Problem to work on:
How many lines of the records hold the string "Hasil"? Reply with the number alone.

Dataset listings of figures
....

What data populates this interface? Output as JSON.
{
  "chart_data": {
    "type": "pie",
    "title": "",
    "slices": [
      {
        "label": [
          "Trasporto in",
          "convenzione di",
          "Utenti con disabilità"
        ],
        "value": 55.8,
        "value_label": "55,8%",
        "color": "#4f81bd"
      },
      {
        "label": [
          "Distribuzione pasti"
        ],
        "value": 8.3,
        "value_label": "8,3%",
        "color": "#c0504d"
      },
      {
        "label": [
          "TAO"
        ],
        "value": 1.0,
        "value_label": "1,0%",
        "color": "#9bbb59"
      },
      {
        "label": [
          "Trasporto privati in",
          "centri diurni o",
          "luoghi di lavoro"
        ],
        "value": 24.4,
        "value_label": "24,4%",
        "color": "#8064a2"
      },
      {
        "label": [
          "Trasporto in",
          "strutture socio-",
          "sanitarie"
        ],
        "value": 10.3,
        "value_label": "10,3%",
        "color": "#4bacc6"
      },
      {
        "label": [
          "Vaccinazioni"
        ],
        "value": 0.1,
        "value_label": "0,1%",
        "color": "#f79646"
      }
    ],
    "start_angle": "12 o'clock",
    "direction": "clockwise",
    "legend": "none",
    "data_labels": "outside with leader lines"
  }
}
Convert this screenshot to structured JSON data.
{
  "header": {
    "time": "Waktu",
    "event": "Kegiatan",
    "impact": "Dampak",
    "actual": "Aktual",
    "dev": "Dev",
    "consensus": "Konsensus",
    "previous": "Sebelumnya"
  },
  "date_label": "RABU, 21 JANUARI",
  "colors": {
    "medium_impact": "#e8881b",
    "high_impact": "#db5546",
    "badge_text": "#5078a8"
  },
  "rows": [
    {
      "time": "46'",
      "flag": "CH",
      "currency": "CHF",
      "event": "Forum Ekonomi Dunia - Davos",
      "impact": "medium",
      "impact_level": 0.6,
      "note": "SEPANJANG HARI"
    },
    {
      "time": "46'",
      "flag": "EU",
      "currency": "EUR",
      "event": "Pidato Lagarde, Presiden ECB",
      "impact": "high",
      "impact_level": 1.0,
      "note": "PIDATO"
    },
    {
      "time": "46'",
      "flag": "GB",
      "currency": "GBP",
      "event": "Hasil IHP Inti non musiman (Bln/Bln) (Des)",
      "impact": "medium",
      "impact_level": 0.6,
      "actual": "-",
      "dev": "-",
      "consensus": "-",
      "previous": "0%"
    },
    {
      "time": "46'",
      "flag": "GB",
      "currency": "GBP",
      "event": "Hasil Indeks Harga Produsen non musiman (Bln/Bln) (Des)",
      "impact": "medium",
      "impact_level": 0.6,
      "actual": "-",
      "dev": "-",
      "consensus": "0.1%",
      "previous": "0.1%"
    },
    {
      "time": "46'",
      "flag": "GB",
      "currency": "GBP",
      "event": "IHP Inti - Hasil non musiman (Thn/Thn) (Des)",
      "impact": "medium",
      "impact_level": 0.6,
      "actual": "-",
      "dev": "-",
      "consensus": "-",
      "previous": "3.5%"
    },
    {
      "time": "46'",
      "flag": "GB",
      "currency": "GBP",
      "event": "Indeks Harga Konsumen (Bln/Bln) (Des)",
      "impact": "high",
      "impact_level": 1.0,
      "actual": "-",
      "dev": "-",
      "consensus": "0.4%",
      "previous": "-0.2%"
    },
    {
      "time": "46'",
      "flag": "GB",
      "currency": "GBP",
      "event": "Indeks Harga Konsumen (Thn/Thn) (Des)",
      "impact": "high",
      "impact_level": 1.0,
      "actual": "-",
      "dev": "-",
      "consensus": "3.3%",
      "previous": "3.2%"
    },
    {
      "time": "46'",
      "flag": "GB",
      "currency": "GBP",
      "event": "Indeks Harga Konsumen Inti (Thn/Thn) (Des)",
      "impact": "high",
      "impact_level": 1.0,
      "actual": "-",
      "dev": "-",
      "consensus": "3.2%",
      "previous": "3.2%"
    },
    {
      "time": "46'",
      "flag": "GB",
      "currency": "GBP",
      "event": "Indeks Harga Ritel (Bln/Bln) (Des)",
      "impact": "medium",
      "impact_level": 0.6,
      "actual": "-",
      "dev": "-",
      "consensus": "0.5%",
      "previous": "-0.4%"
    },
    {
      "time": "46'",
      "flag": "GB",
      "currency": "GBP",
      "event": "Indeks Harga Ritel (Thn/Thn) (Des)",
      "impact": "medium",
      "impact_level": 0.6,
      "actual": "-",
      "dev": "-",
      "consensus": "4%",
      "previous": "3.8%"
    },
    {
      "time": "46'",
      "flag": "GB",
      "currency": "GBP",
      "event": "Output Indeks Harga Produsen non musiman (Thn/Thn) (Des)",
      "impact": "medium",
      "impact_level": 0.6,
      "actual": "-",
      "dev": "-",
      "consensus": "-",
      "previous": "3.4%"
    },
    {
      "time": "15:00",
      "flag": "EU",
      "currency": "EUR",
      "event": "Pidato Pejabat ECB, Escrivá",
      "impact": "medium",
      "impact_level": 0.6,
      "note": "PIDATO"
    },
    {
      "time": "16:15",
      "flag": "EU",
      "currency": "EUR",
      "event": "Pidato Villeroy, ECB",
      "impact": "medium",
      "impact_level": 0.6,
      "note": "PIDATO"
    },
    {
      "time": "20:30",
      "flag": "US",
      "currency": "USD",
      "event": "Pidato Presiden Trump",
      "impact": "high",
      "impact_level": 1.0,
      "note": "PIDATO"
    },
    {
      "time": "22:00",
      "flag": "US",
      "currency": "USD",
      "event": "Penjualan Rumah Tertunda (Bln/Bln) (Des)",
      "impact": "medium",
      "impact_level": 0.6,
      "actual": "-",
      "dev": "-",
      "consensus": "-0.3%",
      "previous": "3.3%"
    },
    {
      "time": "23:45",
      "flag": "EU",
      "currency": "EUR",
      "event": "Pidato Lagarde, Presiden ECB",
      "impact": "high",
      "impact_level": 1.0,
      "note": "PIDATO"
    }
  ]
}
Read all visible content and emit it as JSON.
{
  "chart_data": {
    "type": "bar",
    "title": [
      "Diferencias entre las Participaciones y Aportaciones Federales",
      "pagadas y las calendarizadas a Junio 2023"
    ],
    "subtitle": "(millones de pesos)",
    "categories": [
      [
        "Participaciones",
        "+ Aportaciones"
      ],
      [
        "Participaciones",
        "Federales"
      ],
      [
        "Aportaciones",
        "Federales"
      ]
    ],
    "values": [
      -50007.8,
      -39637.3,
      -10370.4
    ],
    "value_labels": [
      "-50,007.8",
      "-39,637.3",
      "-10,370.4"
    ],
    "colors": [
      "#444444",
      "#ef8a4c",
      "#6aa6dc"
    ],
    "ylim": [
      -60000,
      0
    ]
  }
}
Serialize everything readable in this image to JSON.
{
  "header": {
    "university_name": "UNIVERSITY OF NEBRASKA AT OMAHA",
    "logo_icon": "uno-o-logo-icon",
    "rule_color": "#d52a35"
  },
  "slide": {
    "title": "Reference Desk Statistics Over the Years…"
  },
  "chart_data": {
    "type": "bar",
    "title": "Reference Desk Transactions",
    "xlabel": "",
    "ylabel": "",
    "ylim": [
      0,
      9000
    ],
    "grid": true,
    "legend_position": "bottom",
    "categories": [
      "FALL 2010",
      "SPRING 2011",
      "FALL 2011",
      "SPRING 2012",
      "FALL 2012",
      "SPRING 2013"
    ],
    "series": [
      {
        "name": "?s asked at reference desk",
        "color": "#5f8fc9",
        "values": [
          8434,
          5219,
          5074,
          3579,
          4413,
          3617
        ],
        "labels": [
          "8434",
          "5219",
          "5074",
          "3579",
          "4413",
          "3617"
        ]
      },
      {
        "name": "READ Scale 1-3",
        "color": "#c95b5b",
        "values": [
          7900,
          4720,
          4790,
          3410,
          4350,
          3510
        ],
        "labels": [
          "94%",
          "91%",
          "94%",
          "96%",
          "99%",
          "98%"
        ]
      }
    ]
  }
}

....

Response for this exercise:
3